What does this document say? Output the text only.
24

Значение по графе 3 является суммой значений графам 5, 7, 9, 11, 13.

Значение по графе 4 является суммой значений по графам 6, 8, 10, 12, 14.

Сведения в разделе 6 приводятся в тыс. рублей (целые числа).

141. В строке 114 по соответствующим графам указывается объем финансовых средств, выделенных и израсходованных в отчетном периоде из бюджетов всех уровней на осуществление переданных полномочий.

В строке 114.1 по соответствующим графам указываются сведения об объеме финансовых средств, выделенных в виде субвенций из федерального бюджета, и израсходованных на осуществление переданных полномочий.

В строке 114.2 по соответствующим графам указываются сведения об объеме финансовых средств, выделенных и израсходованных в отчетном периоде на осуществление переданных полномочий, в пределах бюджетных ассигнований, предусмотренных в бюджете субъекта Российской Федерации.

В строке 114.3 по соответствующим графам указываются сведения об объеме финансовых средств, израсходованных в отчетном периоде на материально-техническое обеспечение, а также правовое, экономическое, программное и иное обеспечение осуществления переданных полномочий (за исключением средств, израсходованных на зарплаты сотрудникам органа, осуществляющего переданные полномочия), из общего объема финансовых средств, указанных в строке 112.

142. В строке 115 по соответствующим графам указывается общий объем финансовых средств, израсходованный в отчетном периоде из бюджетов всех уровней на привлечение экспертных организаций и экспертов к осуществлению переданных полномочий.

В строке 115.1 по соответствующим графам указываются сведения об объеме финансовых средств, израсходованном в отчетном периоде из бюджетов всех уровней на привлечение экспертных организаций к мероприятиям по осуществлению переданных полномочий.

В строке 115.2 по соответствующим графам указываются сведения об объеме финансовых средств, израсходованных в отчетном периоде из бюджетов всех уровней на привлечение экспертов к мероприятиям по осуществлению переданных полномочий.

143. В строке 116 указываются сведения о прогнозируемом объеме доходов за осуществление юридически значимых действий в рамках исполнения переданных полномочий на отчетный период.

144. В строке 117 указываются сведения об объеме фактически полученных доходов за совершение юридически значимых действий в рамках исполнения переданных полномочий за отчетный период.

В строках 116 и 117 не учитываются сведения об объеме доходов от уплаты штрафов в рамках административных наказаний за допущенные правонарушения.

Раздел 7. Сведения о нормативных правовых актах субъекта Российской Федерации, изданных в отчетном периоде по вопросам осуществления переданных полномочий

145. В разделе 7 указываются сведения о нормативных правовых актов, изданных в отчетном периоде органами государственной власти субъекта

**Task:** Tally the lines holding the string "Значение" and give only the count.

**Result of this task:** 2